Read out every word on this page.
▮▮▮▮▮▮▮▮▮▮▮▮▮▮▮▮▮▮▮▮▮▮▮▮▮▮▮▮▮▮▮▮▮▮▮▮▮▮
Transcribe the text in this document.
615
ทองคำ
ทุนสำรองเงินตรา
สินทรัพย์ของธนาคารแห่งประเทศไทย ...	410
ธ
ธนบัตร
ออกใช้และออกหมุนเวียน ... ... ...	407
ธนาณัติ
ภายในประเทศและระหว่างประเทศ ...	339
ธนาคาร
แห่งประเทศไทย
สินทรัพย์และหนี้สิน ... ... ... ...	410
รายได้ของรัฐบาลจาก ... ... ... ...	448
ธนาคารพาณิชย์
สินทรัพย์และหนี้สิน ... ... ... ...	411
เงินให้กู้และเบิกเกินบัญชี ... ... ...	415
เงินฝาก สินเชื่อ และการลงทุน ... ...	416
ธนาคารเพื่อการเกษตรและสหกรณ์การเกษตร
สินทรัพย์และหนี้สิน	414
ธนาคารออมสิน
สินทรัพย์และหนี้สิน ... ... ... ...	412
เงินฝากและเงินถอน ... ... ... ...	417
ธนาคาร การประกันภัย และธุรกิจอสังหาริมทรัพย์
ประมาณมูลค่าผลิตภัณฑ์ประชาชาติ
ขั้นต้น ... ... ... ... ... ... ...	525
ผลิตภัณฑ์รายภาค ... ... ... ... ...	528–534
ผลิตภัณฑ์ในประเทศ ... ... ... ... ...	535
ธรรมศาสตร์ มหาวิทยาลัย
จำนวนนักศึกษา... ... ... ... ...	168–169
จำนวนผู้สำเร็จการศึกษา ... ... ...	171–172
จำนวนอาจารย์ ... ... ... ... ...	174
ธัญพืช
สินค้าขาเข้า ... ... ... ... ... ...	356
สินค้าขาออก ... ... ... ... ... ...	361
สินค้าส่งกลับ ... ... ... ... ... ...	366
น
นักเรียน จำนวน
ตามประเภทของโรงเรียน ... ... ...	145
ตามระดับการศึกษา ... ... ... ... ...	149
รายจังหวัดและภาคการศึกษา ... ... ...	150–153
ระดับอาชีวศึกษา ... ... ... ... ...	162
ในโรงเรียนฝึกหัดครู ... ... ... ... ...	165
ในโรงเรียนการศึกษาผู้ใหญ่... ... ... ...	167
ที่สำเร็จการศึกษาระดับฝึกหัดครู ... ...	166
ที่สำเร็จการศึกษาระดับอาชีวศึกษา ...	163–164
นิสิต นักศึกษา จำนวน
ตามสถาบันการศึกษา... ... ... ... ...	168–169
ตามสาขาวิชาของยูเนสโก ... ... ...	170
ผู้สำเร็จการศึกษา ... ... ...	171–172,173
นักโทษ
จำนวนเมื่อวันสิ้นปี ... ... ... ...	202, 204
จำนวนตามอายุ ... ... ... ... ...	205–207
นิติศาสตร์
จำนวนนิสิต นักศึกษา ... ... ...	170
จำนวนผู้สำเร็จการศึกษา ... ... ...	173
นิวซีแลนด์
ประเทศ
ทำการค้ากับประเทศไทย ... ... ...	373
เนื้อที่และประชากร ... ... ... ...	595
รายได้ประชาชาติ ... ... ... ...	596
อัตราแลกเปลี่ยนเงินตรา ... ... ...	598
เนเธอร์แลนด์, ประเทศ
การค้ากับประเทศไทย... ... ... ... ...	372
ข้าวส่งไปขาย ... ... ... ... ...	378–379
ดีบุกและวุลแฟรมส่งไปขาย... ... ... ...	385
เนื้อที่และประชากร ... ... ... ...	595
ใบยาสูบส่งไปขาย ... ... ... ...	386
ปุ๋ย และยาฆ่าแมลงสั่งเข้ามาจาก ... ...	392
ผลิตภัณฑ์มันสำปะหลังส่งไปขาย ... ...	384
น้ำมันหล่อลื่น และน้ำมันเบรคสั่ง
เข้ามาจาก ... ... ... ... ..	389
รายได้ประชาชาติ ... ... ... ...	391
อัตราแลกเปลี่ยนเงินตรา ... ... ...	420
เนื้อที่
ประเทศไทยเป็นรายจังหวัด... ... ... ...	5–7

JOB :: Pick out and copy the lines of the material that include the word "จำนวนผ".

EXERCISE OUTPUT ::
จำนวนผู้สำเร็จการศึกษา ... ... ...	171–172
จำนวนผู้สำเร็จการศึกษา ... ... ...	173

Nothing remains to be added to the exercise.